▸ The exercise
Repeat the stretch of the sensor-module text below from "Each sensor within" through "the received signals.", word for word.

▸ Text to read
The power sensor module 302, temperature sensor module 304, moisture sensor module 306, and sensor hub module 308 may be interconnected by a communications bus 312. The communications bus 312 enables data or other communications to be transmitted between the power sensor module 302, the temperature sensor module 304, the moisture sensor module 306, and the sensor hub module 308. For example, data generated by the power sensor module 302 may be transmitted to the sensor hub module 308 over the communications bus 312. In one embodiment, the communications bus 312 may be a 2-wire isolated serial bus configured and/or operating according to the Inter-Integrated Circuit (I2C) protocol. In general, the communications bus 312 may provide connectivity with a reduced number of wires that isolates low voltage components of the architecture 300.
Each sensor within the architecture 300—for example, each of the power sensor module 302, the temperature sensor module 304, and the moisture sensor module 306—may generate a respective signal(s) indicative of detected conditions or collected data and may transmit the generated signal(s) to the sensor hub module 308. The sensor hub module 308 may then receive and process the signals. The sensor hub module 308 may then process and/or analyze any data provided in a signal provided by a sensor of the architecture 300. The sensor hub module 308 may adjust or control operation of any component of the architecture 300 or any other component coupled to the sensor hub module 308 based on the information provided by the received signals.

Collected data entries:
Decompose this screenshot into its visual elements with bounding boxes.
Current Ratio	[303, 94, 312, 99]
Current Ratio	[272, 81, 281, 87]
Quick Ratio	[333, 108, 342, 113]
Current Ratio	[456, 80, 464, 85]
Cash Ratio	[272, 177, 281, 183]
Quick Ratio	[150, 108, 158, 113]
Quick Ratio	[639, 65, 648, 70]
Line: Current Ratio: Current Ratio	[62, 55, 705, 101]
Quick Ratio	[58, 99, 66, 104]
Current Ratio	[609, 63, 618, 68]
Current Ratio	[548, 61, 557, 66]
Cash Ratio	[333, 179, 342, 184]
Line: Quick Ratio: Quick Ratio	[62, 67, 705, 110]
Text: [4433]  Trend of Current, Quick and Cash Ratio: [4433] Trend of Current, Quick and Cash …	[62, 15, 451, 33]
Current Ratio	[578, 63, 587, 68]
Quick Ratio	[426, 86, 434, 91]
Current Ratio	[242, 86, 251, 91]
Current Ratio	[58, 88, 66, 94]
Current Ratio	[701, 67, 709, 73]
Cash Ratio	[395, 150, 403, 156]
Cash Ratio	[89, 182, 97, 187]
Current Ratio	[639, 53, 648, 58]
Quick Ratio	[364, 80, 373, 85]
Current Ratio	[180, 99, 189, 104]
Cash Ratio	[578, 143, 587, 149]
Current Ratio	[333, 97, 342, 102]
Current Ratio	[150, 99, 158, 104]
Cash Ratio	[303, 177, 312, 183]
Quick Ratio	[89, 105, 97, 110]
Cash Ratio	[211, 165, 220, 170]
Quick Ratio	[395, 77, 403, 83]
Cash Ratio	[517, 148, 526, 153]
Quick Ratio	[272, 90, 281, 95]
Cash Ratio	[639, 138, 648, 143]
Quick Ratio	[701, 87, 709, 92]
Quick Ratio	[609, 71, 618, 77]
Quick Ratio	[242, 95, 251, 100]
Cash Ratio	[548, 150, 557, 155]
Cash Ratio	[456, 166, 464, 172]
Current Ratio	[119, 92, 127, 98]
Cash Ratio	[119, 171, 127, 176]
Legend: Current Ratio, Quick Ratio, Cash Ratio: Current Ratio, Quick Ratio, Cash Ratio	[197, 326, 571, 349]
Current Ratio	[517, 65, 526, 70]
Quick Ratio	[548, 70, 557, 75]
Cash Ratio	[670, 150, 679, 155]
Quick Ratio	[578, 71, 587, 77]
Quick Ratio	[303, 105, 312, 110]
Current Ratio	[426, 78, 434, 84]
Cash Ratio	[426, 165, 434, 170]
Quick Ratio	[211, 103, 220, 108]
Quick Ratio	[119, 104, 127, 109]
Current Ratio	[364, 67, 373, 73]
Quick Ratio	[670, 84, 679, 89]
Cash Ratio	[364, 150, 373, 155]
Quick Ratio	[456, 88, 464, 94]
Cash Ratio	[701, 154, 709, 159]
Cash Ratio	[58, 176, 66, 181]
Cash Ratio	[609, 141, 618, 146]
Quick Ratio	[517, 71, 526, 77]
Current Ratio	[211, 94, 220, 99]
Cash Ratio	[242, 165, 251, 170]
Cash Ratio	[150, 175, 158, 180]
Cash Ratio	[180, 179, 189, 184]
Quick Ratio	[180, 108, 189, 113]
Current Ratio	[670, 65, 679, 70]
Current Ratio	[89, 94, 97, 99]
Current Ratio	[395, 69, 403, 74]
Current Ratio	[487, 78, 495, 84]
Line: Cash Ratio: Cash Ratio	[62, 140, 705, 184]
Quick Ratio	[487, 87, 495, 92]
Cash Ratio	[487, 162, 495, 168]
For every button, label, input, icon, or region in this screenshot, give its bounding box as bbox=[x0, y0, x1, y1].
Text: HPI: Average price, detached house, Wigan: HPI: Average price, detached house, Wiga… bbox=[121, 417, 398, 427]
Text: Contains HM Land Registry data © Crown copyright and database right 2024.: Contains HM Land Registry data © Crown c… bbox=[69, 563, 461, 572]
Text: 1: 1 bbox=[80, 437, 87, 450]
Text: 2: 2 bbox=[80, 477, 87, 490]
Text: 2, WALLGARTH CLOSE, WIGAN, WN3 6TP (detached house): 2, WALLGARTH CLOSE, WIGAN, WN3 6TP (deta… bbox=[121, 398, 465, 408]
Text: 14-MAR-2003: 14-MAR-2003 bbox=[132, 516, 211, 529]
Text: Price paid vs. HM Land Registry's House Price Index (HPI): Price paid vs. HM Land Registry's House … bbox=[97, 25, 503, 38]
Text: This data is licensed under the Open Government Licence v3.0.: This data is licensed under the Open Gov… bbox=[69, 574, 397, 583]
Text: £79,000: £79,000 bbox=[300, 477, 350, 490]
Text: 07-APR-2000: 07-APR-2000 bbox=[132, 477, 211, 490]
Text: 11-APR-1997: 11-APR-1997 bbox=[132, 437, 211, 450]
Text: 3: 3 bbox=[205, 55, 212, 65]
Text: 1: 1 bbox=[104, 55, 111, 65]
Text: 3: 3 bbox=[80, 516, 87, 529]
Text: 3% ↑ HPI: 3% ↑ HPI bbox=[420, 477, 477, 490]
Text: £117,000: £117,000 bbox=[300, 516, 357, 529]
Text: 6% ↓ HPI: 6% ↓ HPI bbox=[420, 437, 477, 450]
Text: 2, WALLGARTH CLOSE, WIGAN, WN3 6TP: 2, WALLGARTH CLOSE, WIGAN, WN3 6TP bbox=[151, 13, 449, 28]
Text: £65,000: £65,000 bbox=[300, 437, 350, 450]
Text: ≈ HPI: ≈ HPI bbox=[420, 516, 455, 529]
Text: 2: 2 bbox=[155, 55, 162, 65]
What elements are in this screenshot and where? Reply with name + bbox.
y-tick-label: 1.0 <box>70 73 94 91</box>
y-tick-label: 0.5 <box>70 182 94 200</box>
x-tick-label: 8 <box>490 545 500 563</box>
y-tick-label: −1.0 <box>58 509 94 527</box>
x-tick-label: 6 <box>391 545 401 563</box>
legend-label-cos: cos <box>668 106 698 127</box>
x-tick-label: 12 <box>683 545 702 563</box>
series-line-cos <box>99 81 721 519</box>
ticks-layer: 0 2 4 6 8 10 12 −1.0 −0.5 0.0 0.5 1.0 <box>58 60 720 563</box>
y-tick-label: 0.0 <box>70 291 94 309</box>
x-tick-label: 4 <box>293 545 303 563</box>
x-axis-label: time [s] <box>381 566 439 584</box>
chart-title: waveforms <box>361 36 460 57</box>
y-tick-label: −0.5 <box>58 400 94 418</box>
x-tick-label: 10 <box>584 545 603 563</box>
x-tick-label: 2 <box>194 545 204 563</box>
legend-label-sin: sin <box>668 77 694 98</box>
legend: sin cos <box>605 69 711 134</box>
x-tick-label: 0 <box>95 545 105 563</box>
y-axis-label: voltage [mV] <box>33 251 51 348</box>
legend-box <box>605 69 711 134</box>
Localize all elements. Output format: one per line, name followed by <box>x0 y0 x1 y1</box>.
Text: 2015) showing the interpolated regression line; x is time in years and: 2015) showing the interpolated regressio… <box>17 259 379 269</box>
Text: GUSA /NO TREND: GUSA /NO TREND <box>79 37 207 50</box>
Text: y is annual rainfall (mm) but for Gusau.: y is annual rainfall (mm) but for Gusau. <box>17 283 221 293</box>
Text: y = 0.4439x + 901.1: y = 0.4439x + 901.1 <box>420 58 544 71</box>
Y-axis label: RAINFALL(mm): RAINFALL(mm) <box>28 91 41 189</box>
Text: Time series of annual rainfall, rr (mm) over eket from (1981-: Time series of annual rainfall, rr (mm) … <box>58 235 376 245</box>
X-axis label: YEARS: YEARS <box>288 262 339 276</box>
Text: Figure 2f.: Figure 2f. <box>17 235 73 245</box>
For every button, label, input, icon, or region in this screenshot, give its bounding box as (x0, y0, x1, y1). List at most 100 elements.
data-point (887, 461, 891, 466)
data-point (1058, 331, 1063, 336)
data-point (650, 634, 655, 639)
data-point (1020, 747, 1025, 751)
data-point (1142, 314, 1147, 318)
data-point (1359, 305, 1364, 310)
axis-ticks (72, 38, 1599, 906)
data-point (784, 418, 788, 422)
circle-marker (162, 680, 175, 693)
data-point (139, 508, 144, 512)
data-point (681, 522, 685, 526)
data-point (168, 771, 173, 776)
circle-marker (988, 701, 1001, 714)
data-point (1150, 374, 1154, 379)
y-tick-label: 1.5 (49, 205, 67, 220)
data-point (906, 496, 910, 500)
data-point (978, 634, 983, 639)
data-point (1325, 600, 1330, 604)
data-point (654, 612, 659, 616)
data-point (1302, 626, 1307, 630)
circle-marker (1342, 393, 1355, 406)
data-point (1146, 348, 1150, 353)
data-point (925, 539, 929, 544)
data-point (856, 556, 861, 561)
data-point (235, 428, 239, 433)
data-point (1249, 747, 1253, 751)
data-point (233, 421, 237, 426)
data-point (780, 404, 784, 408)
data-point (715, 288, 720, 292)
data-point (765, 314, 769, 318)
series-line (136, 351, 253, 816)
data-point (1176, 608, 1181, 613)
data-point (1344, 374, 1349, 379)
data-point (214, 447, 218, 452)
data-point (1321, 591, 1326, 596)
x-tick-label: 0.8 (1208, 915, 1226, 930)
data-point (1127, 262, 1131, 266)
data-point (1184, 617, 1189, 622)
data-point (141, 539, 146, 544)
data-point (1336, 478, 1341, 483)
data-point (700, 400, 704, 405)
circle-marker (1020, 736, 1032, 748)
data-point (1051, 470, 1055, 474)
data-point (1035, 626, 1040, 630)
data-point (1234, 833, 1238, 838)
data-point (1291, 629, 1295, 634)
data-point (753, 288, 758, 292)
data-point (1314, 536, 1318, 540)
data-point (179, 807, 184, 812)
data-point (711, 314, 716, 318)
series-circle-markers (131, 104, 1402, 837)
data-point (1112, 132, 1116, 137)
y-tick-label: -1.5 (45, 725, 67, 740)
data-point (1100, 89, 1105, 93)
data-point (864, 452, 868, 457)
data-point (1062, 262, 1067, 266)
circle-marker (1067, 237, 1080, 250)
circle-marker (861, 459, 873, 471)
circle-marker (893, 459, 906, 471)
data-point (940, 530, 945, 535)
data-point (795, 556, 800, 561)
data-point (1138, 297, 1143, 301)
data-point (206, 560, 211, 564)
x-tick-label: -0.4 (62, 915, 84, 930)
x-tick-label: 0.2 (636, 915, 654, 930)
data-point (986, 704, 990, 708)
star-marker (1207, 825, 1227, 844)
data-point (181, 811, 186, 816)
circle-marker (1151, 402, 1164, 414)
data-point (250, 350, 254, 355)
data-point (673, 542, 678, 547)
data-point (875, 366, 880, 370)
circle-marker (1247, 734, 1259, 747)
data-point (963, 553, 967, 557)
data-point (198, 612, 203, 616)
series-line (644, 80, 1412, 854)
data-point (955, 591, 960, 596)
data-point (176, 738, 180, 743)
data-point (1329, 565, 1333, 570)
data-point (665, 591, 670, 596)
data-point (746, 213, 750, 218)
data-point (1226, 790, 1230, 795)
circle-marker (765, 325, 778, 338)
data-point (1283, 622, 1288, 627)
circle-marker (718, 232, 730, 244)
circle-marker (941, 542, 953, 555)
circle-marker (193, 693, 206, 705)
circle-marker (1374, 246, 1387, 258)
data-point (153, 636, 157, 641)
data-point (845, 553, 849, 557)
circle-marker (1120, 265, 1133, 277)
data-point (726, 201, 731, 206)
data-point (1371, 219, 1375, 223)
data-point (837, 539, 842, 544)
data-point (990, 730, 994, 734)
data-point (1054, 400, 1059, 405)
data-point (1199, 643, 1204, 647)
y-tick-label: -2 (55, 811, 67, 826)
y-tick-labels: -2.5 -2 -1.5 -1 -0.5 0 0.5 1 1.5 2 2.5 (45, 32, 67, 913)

▸ Exercise response
Each sensor within the architecture 300—for example, each of the power sensor module 302, the temperature sensor module 304, and the moisture sensor module 306—may generate a respective signal(s) indicative of detected conditions or collected data and may transmit the generated signal(s) to the sensor hub module 308. The sensor hub module 308 may then receive and process the signals. The sensor hub module 308 may then process and/or analyze any data provided in a signal provided by a sensor of the architecture 300. The sensor hub module 308 may adjust or control operation of any component of the architecture 300 or any other component coupled to the sensor hub module 308 based on the information provided by the received signals.